__What you should do__.
Check every line of the material below for "observations". Give the number of lines that have it, and only that.

__Records supplied__.
== Segment start ==
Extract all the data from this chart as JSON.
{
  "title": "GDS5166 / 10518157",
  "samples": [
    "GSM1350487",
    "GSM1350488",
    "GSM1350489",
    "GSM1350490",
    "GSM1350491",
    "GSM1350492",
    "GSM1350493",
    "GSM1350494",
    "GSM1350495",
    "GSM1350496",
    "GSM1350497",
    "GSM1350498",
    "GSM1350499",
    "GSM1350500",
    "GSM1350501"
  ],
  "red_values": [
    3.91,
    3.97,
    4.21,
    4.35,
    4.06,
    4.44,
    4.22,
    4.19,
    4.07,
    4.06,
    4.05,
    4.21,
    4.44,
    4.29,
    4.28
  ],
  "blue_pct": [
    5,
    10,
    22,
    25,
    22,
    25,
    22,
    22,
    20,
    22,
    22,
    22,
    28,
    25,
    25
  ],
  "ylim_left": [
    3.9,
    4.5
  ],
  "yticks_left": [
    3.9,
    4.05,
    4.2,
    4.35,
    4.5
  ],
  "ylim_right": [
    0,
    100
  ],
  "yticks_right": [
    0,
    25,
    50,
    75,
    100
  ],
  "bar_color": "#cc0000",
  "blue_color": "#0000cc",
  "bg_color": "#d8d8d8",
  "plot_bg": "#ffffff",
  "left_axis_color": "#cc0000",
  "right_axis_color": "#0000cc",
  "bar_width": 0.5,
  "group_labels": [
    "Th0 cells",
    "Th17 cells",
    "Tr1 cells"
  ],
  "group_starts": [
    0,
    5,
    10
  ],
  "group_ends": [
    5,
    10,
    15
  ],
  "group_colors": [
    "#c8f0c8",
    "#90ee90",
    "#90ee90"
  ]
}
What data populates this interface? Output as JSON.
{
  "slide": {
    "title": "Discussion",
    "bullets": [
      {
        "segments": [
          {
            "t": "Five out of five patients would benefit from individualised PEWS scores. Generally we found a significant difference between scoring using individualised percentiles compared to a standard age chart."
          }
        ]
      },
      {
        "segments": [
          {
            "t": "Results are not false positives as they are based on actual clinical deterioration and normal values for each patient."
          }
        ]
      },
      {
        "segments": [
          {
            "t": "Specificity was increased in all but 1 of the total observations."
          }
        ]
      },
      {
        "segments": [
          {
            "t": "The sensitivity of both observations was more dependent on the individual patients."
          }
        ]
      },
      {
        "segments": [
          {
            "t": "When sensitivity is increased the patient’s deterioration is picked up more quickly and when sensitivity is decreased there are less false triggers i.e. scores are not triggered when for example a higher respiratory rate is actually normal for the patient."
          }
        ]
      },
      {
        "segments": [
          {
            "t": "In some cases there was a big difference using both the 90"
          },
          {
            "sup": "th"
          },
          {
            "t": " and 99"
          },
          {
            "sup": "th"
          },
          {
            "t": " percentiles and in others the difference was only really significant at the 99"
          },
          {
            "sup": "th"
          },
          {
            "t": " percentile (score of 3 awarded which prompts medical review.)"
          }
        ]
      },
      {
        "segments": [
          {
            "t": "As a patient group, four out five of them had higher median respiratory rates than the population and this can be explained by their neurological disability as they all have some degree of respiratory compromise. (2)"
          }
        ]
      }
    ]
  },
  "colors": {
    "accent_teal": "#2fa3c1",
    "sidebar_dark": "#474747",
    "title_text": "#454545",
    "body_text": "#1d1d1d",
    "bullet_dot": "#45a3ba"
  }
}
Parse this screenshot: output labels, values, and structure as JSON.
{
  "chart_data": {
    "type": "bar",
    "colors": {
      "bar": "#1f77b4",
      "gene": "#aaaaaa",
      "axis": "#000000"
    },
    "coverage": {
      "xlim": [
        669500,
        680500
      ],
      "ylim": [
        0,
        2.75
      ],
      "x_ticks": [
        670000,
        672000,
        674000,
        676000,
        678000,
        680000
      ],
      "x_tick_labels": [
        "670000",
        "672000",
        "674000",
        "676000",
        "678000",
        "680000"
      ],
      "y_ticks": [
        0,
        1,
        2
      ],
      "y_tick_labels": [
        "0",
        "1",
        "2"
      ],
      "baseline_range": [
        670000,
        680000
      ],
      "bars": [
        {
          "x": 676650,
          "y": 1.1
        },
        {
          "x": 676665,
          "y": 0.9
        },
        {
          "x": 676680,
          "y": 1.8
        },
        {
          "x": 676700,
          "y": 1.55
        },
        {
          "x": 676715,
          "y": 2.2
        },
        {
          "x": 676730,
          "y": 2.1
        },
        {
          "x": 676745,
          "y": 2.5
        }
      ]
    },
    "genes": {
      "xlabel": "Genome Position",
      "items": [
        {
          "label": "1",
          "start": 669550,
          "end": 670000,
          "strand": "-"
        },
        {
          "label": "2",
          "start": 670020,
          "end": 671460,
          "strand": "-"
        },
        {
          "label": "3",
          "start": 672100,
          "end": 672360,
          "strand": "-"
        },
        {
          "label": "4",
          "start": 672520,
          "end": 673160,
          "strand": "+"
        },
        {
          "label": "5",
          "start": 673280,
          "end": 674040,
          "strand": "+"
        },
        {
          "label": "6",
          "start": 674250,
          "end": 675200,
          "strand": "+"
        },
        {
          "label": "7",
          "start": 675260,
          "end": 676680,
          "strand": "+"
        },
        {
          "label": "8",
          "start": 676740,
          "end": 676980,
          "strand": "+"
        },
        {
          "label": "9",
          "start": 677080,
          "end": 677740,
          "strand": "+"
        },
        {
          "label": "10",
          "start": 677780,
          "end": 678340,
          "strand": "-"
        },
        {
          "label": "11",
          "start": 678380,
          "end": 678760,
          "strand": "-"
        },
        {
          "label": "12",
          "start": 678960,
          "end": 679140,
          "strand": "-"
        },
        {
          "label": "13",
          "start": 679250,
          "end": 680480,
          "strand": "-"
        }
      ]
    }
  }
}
== Segment end ==
__Response to the exercise__.
2